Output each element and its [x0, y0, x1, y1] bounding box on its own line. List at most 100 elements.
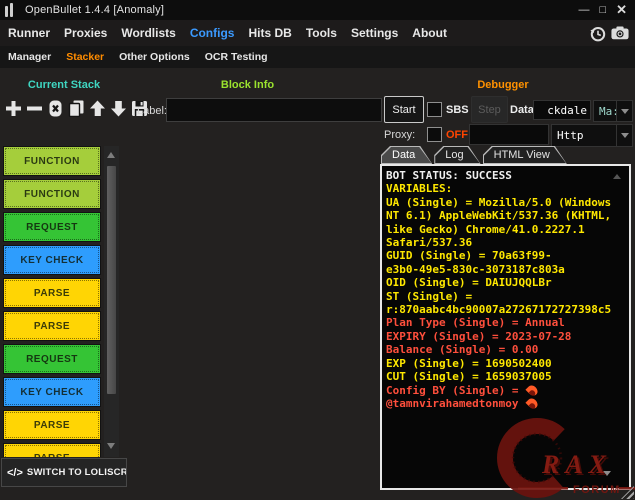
camera-icon[interactable] — [611, 24, 629, 42]
log-line: EXP (Single) = 1690502400 — [386, 357, 627, 370]
sbs-checkbox[interactable] — [427, 102, 442, 117]
stack-block-label: PARSE — [34, 420, 70, 431]
log-line: CUT (Single) = 1659037005 — [386, 370, 627, 383]
log-line: VARIABLES: — [386, 182, 627, 195]
start-button[interactable]: Start — [384, 96, 424, 123]
tab-data[interactable]: Data — [381, 146, 432, 164]
move-up-icon[interactable] — [88, 99, 106, 117]
log-line: ST (Single) = — [386, 290, 627, 303]
log-line: Config BY (Single) = — [386, 384, 627, 397]
submenu: Manager Stacker Other Options OCR Testing — [0, 46, 635, 68]
menu-item-hits-db[interactable]: Hits DB — [248, 26, 291, 40]
stack-block-request[interactable]: REQUEST — [3, 344, 101, 374]
menu-item-configs[interactable]: Configs — [190, 26, 235, 40]
stack-block-label: PARSE — [34, 453, 70, 458]
stack-block-request[interactable]: REQUEST — [3, 212, 101, 242]
stack-block-label: KEY CHECK — [20, 387, 83, 398]
submenu-item-ocr-testing[interactable]: OCR Testing — [205, 51, 268, 63]
menu-items: Runner Proxies Wordlists Configs Hits DB Tool… — [0, 26, 447, 40]
debug-tabs: DataLogHTML View — [381, 146, 567, 164]
menu-item-settings[interactable]: Settings — [351, 26, 398, 40]
minimize-icon[interactable]: — — [578, 5, 589, 15]
stack-block-parse[interactable]: PARSE — [3, 311, 101, 341]
log-line: Safari/537.36 — [386, 236, 627, 249]
log-line: e3b0-49e5-830c-3073187c803a — [386, 263, 627, 276]
stack-block-parse[interactable]: PARSE — [3, 410, 101, 440]
chevron-down-icon — [616, 101, 632, 121]
stack-block-label: PARSE — [34, 288, 70, 299]
add-block-icon[interactable] — [4, 99, 22, 117]
move-down-icon[interactable] — [109, 99, 127, 117]
menu-item-wordlists[interactable]: Wordlists — [121, 26, 175, 40]
tab-log[interactable]: Log — [434, 146, 480, 164]
delete-block-icon[interactable] — [46, 99, 64, 117]
debug-log: BOT STATUS: SUCCESSVARIABLES:UA (Single)… — [382, 166, 629, 410]
scrollbar-thumb[interactable] — [107, 166, 116, 394]
history-clock-icon[interactable] — [588, 24, 606, 42]
scroll-up-icon[interactable] — [613, 174, 621, 179]
fire-icon — [528, 385, 537, 396]
stack-block-label: KEY CHECK — [20, 255, 83, 266]
close-icon[interactable]: ✕ — [616, 5, 627, 15]
menubar: Runner Proxies Wordlists Configs Hits DB Tool… — [0, 20, 635, 46]
stack-block-key-check[interactable]: KEY CHECK — [3, 377, 101, 407]
stack-block-label: REQUEST — [26, 354, 78, 365]
stack-blocks: FUNCTIONFUNCTIONREQUESTKEY CHECKPARSEPAR… — [3, 146, 101, 457]
clone-block-icon[interactable] — [67, 99, 85, 117]
titlebar: OpenBullet 1.4.4 [Anomaly] — □ ✕ — [0, 0, 635, 20]
mode-value: Ma: — [594, 105, 616, 118]
stack-block-parse[interactable]: PARSE — [3, 443, 101, 457]
log-line: Balance (Single) = 0.00 — [386, 343, 627, 356]
submenu-item-manager[interactable]: Manager — [8, 51, 51, 63]
stack-toolbar — [4, 99, 148, 117]
tab-html-view[interactable]: HTML View — [483, 146, 567, 164]
log-line: Plan Type (Single) = Annual — [386, 316, 627, 329]
log-line: GUID (Single) = 70a63f99- — [386, 249, 627, 262]
stack-block-parse[interactable]: PARSE — [3, 278, 101, 308]
debug-data-input[interactable] — [533, 100, 591, 120]
log-line: @tamnvirahamedtonmoy — [386, 397, 627, 410]
menu-item-runner[interactable]: Runner — [8, 26, 50, 40]
log-line: BOT STATUS: SUCCESS — [386, 169, 627, 182]
chevron-down-icon — [616, 125, 632, 146]
block-label-input[interactable] — [166, 98, 382, 122]
proxy-type-combobox[interactable]: Http — [551, 124, 633, 147]
label-caption: Label: — [137, 105, 167, 117]
stack-block-label: FUNCTION — [24, 156, 80, 167]
proxy-input[interactable] — [469, 124, 549, 145]
switch-to-loliscript-button[interactable]: </> SWITCH TO LOLISCRI — [1, 458, 127, 487]
log-line: UA (Single) = Mozilla/5.0 (Windows — [386, 196, 627, 209]
log-line: EXPIRY (Single) = 2023-07-28 — [386, 330, 627, 343]
proxy-off-badge: OFF — [446, 129, 468, 141]
submenu-items: Manager Stacker Other Options OCR Testing — [0, 51, 268, 63]
block-info-title: Block Info — [190, 79, 305, 91]
menu-item-proxies[interactable]: Proxies — [64, 26, 107, 40]
stack-block-function[interactable]: FUNCTION — [3, 146, 101, 176]
proxy-checkbox[interactable] — [427, 127, 442, 142]
stack-block-key-check[interactable]: KEY CHECK — [3, 245, 101, 275]
stack-scrollbar[interactable] — [104, 146, 119, 457]
debug-output-panel: BOT STATUS: SUCCESSVARIABLES:UA (Single)… — [380, 164, 631, 490]
submenu-item-stacker[interactable]: Stacker — [66, 51, 104, 63]
sbs-label: SBS — [446, 104, 469, 116]
window-title: OpenBullet 1.4.4 [Anomaly] — [25, 4, 164, 16]
openbullet-window: OpenBullet 1.4.4 [Anomaly] — □ ✕ Runner P… — [0, 0, 635, 500]
scroll-down-icon[interactable] — [107, 443, 115, 449]
maximize-icon[interactable]: □ — [599, 5, 606, 15]
mode-combobox[interactable]: Ma: — [593, 100, 633, 122]
stack-block-function[interactable]: FUNCTION — [3, 179, 101, 209]
stack-block-label: PARSE — [34, 321, 70, 332]
submenu-item-other-options[interactable]: Other Options — [119, 51, 190, 63]
menu-item-about[interactable]: About — [412, 26, 447, 40]
remove-block-icon[interactable] — [25, 99, 43, 117]
proxy-caption: Proxy: — [384, 129, 415, 141]
log-line: OID (Single) = DAIUJQQLBr — [386, 276, 627, 289]
log-line: r:870aabc4bc90007a27267172727398c5 — [386, 303, 627, 316]
scroll-up-icon[interactable] — [107, 152, 115, 158]
log-line: NT 6.1) AppleWebKit/537.36 (KHTML, — [386, 209, 627, 222]
debugger-title: Debugger — [450, 79, 556, 91]
log-line: like Gecko) Chrome/41.0.2227.1 — [386, 223, 627, 236]
step-button[interactable]: Step — [471, 96, 508, 123]
menu-item-tools[interactable]: Tools — [306, 26, 337, 40]
scroll-down-icon[interactable] — [603, 471, 611, 476]
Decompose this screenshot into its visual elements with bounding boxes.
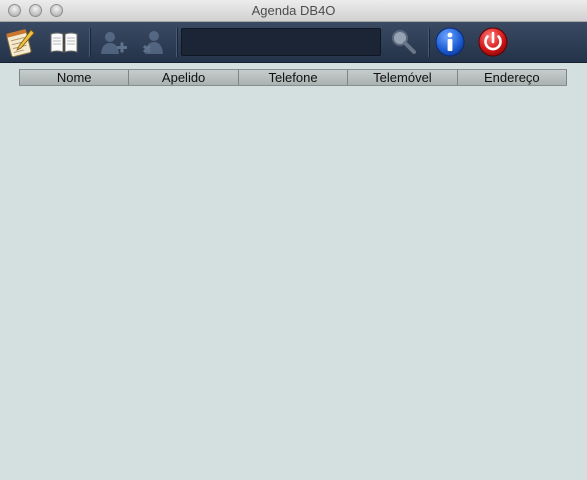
title-bar: Agenda DB4O bbox=[0, 0, 587, 22]
contacts-table: Nome Apelido Telefone Telemóvel Endereço bbox=[19, 69, 568, 466]
toolbar-separator bbox=[428, 28, 429, 57]
add-person-icon bbox=[101, 32, 127, 54]
column-header-endereco[interactable]: Endereço bbox=[458, 70, 568, 85]
column-header-nome[interactable]: Nome bbox=[19, 70, 130, 85]
toolbar bbox=[0, 22, 587, 63]
toolbar-separator bbox=[89, 28, 90, 57]
info-button[interactable] bbox=[434, 26, 466, 58]
window-title: Agenda DB4O bbox=[251, 3, 336, 18]
open-book-icon bbox=[50, 32, 78, 53]
column-header-apelido[interactable]: Apelido bbox=[129, 70, 239, 85]
quit-button[interactable] bbox=[477, 26, 509, 58]
notepad-pen-icon bbox=[6, 29, 35, 58]
table-body[interactable] bbox=[19, 86, 567, 466]
power-icon bbox=[478, 27, 508, 57]
search-input[interactable] bbox=[181, 28, 381, 56]
new-contact-button[interactable] bbox=[5, 26, 37, 58]
add-person-button[interactable] bbox=[97, 26, 129, 58]
column-header-telemovel[interactable]: Telemóvel bbox=[348, 70, 458, 85]
table-header: Nome Apelido Telefone Telemóvel Endereço bbox=[19, 69, 568, 86]
open-book-button[interactable] bbox=[48, 26, 80, 58]
remove-person-icon bbox=[142, 31, 163, 54]
search-button[interactable] bbox=[387, 26, 419, 58]
app-window: Agenda DB4O Nome Apelido Telefone Telemó… bbox=[0, 0, 587, 480]
column-header-telefone[interactable]: Telefone bbox=[239, 70, 349, 85]
info-icon bbox=[435, 27, 465, 57]
toolbar-separator bbox=[176, 28, 177, 57]
magnifier-icon bbox=[392, 30, 416, 54]
remove-person-button[interactable] bbox=[138, 26, 170, 58]
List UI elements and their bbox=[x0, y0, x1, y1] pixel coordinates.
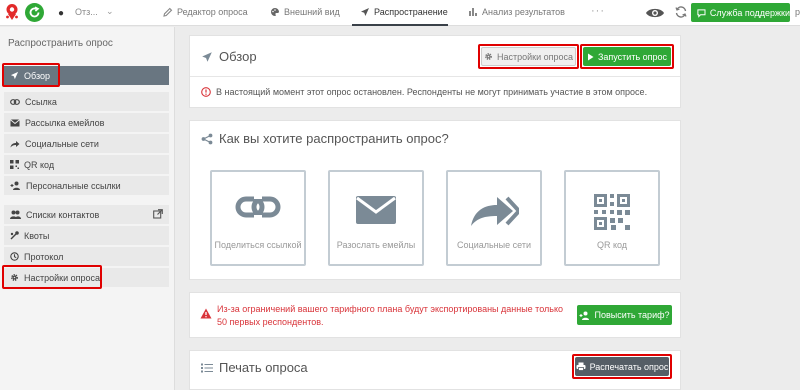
share-title-text: Как вы хотите распространить опрос? bbox=[219, 131, 449, 146]
support-label: Служба поддержки bbox=[709, 7, 790, 18]
sidebar-title: Распространить опрос bbox=[8, 38, 113, 49]
sidebar: Распространить опрос Обзор Ссылка Рассыл… bbox=[0, 27, 175, 390]
print-title-text: Печать опроса bbox=[219, 360, 308, 375]
add-user-icon bbox=[10, 181, 20, 190]
share-option-social[interactable]: Социальные сети bbox=[446, 170, 542, 266]
survey-stopped-text: В настоящий момент этот опрос остановлен… bbox=[216, 87, 648, 97]
users-icon bbox=[10, 210, 21, 219]
app-logo-icon[interactable] bbox=[3, 3, 21, 21]
qr-code-icon bbox=[594, 194, 630, 230]
envelope-icon bbox=[356, 196, 396, 224]
share-title: Как вы хотите распространить опрос? bbox=[201, 131, 449, 146]
quota-icon bbox=[10, 231, 19, 240]
sidebar-item-qr[interactable]: QR код bbox=[4, 155, 169, 174]
tab-label: Анализ результатов bbox=[482, 7, 565, 17]
paper-plane-icon bbox=[202, 51, 212, 62]
sidebar-item-label: Списки контактов bbox=[26, 209, 100, 220]
highlight-print-button bbox=[572, 354, 672, 379]
print-title: Печать опроса bbox=[201, 360, 308, 375]
pencil-icon bbox=[163, 7, 173, 17]
tab-appearance[interactable]: Внешний вид bbox=[270, 7, 340, 17]
chat-icon bbox=[697, 8, 706, 18]
paper-plane-icon bbox=[361, 8, 369, 16]
preview-eye-icon[interactable] bbox=[645, 5, 665, 21]
sidebar-item-label: QR код bbox=[24, 159, 55, 170]
refresh-status-icon[interactable] bbox=[25, 3, 44, 22]
upgrade-plan-label: Повысить тариф? bbox=[594, 310, 670, 320]
divider bbox=[190, 76, 680, 77]
palette-icon bbox=[271, 7, 280, 16]
share-option-label: Разослать емейлы bbox=[336, 240, 416, 250]
tab-distribution[interactable]: Распространение bbox=[360, 7, 448, 17]
envelope-icon bbox=[10, 118, 20, 126]
sidebar-item-label: Квоты bbox=[24, 230, 50, 241]
sidebar-item-email[interactable]: Рассылка емейлов bbox=[4, 113, 169, 132]
alert-circle-icon bbox=[201, 87, 211, 97]
plan-limit-message: Из-за ограничений вашего тарифного плана… bbox=[217, 304, 563, 327]
user-menu-partial[interactable]: р bbox=[795, 7, 800, 17]
share-option-qr[interactable]: QR код bbox=[564, 170, 660, 266]
sidebar-item-label: Социальные сети bbox=[25, 138, 99, 149]
share-option-link[interactable]: Поделиться ссылкой bbox=[210, 170, 306, 266]
add-user-icon bbox=[579, 311, 590, 320]
status-dot-icon: ● bbox=[58, 8, 65, 19]
external-link-icon[interactable] bbox=[153, 209, 163, 219]
share-option-label: QR код bbox=[596, 240, 628, 250]
highlight-launch-button bbox=[580, 44, 674, 69]
share-option-label: Поделиться ссылкой bbox=[214, 240, 302, 250]
share-icon bbox=[201, 133, 213, 144]
overview-title-text: Обзор bbox=[219, 49, 257, 64]
tab-results-analysis[interactable]: Анализ результатов bbox=[468, 7, 565, 17]
active-tab-indicator bbox=[352, 24, 448, 26]
chevron-down-icon[interactable]: ⌄ bbox=[106, 6, 114, 17]
share-option-email[interactable]: Разослать емейлы bbox=[328, 170, 424, 266]
share-option-label: Социальные сети bbox=[457, 240, 531, 250]
sidebar-item-social[interactable]: Социальные сети bbox=[4, 134, 169, 153]
sidebar-item-contact-lists[interactable]: Списки контактов bbox=[4, 205, 169, 224]
sidebar-item-log[interactable]: Протокол bbox=[4, 247, 169, 266]
tab-label: Редактор опроса bbox=[177, 7, 248, 17]
history-icon bbox=[10, 252, 19, 261]
survey-stopped-alert: В настоящий момент этот опрос остановлен… bbox=[201, 87, 647, 97]
overview-title: Обзор bbox=[201, 49, 257, 64]
highlight-survey-settings bbox=[2, 265, 102, 289]
top-bar: ● Отз... ⌄ Редактор опроса Внешний вид Р… bbox=[0, 0, 800, 26]
highlight-overview bbox=[2, 63, 60, 87]
more-options-icon[interactable]: ··· bbox=[591, 5, 605, 17]
highlight-settings-button bbox=[478, 44, 579, 69]
share-arrow-icon bbox=[471, 196, 519, 226]
survey-name[interactable]: Отз... bbox=[75, 7, 98, 17]
sidebar-item-label: Протокол bbox=[24, 251, 64, 262]
sidebar-item-personal-links[interactable]: Персональные ссылки bbox=[4, 176, 169, 195]
share-arrow-icon bbox=[10, 140, 20, 147]
sync-icon[interactable] bbox=[674, 5, 688, 19]
sidebar-item-label: Рассылка емейлов bbox=[25, 117, 105, 128]
support-button[interactable]: Служба поддержки bbox=[691, 3, 790, 22]
sidebar-item-label: Ссылка bbox=[25, 96, 57, 107]
link-icon bbox=[10, 98, 20, 105]
tab-label: Распространение bbox=[374, 7, 448, 17]
tab-survey-editor[interactable]: Редактор опроса bbox=[163, 7, 248, 17]
link-icon bbox=[235, 194, 281, 220]
sidebar-item-link[interactable]: Ссылка bbox=[4, 92, 169, 111]
warning-triangle-icon bbox=[200, 308, 212, 319]
bar-chart-icon bbox=[469, 8, 477, 16]
list-icon bbox=[201, 363, 213, 372]
sidebar-item-quotas[interactable]: Квоты bbox=[4, 226, 169, 245]
qr-code-icon bbox=[10, 160, 19, 169]
upgrade-plan-button[interactable]: Повысить тариф? bbox=[577, 305, 672, 325]
sidebar-item-label: Персональные ссылки bbox=[26, 180, 121, 191]
tab-label: Внешний вид bbox=[284, 7, 340, 17]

● **What to do**
Write out the data lines between the line holding "share-title-text: Как вы" and the line holding "sidebar: Распространить опрос", inclusive.

● **In response**
share-title-text: Как вы хотите распространить опрос? bbox=[219, 131, 449, 146]
support-label: Служба поддержки bbox=[709, 7, 790, 18]
sidebar-title: Распространить опрос bbox=[8, 38, 113, 49]
sidebar: Распространить опрос Обзор Ссылка Рассыл… bbox=[0, 27, 175, 390]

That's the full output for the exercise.